Work instructions | Copy each line of the entries beneath that contains the word "мепикват".

Available data |

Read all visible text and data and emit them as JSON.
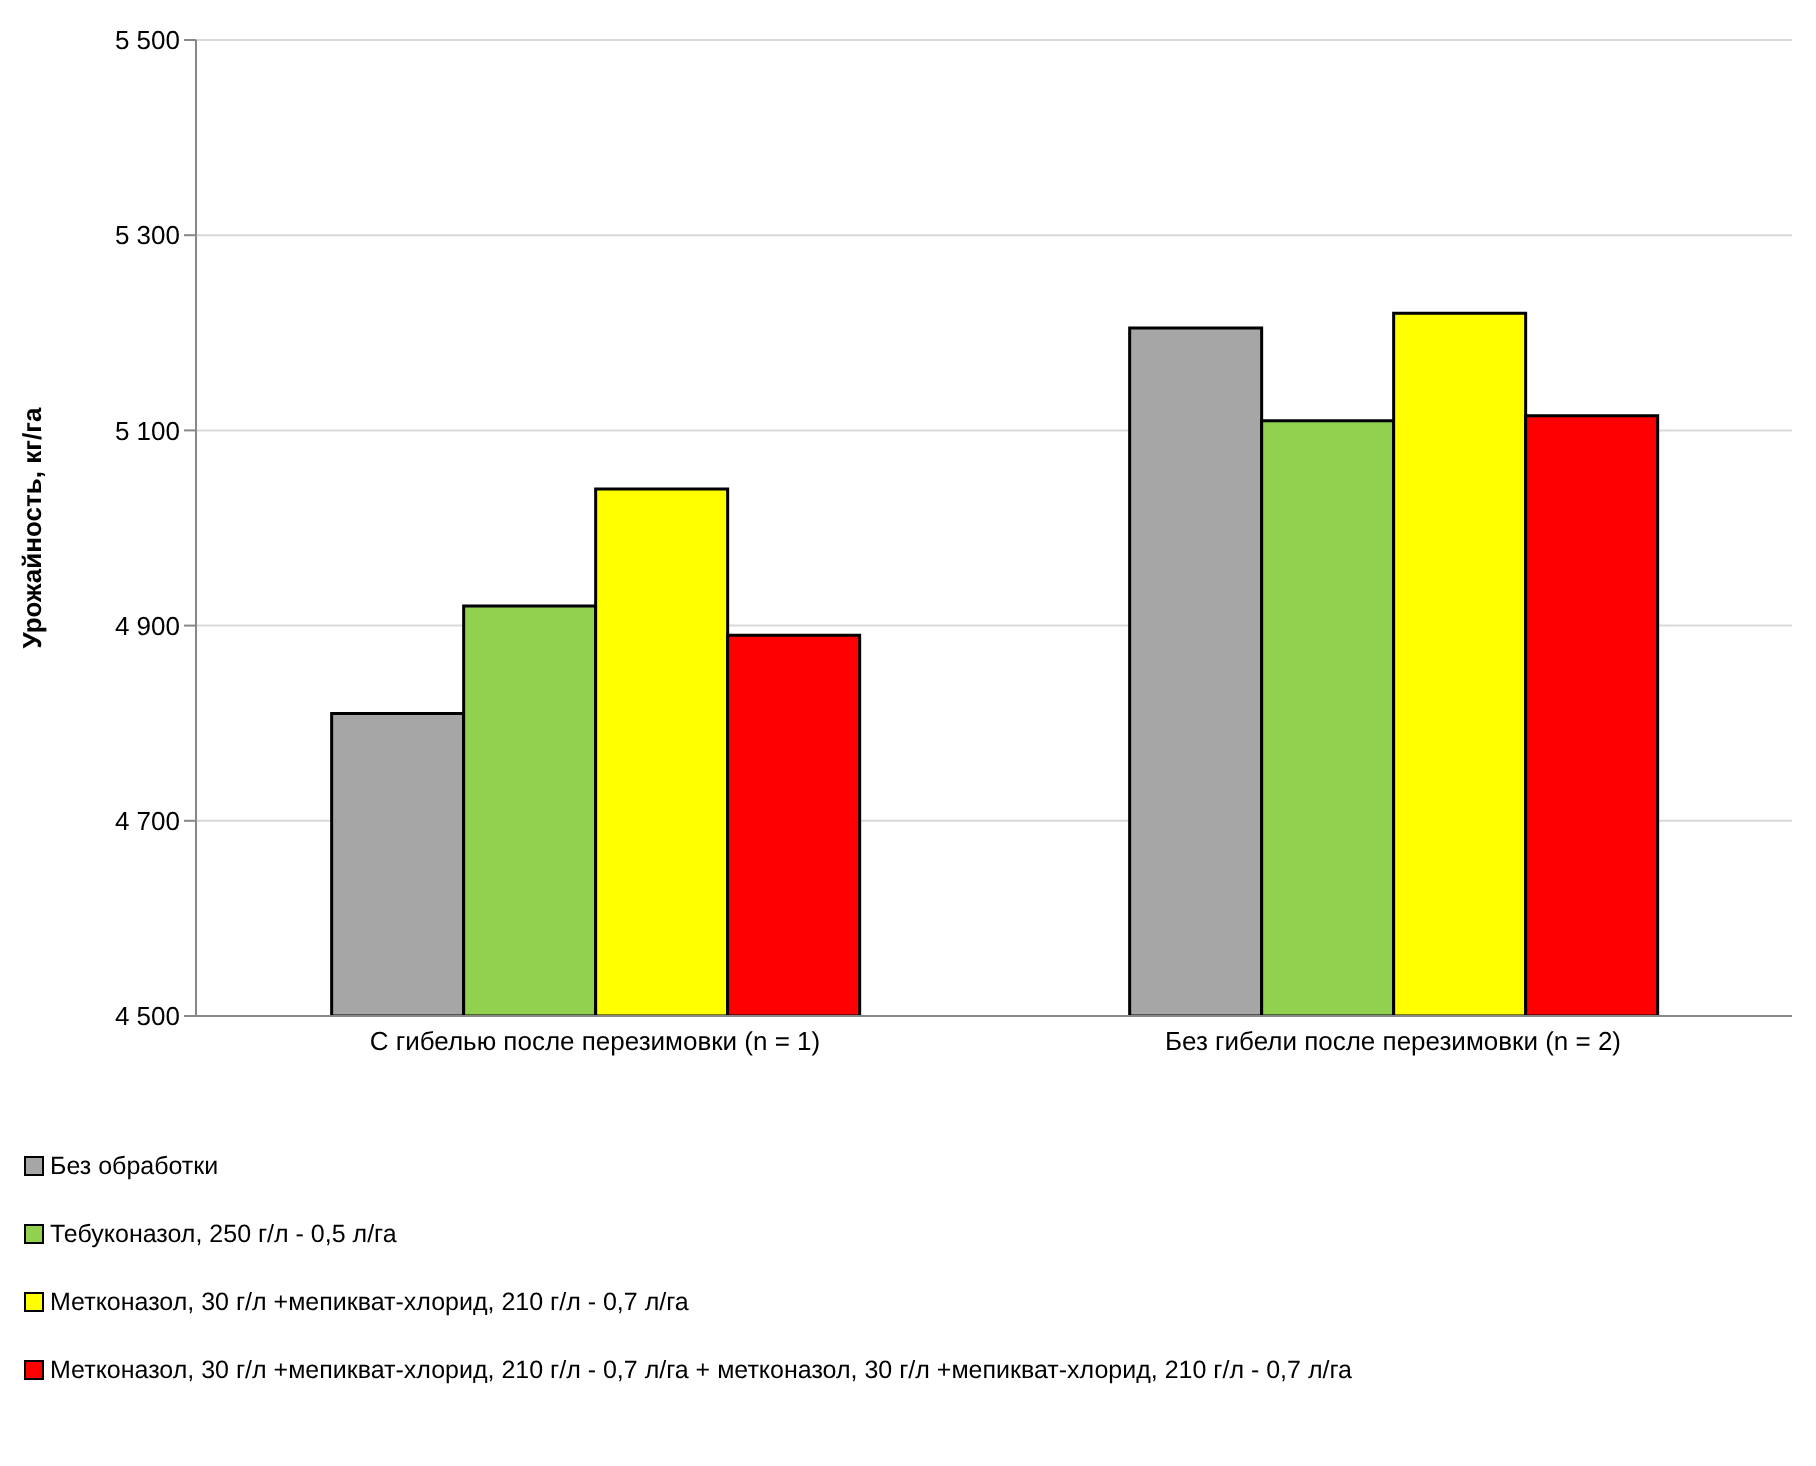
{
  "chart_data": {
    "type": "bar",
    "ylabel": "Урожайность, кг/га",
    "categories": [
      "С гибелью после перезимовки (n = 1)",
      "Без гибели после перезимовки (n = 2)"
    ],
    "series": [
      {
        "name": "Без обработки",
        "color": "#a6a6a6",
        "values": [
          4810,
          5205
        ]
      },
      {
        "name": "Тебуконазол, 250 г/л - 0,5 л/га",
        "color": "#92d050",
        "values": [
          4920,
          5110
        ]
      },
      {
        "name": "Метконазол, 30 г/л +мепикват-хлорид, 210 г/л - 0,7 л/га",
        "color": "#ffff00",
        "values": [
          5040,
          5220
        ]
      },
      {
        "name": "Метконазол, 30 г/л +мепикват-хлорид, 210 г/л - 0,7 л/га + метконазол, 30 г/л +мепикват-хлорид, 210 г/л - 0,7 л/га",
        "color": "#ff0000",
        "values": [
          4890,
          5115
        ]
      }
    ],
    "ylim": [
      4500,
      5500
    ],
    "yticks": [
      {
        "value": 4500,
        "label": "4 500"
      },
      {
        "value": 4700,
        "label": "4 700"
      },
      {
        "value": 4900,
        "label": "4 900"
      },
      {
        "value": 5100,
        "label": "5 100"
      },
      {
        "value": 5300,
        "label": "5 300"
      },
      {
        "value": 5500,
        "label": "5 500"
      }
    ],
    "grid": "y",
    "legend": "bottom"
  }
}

Task result |
        "name": "Метконазол, 30 г/л +мепикват-хлорид, 210 г/л - 0,7 л/га",
        "name": "Метконазол, 30 г/л +мепикват-хлорид, 210 г/л - 0,7 л/га + метконазол, 30 г/л +мепикват-хлорид, 210 г/л - 0,7 л/га",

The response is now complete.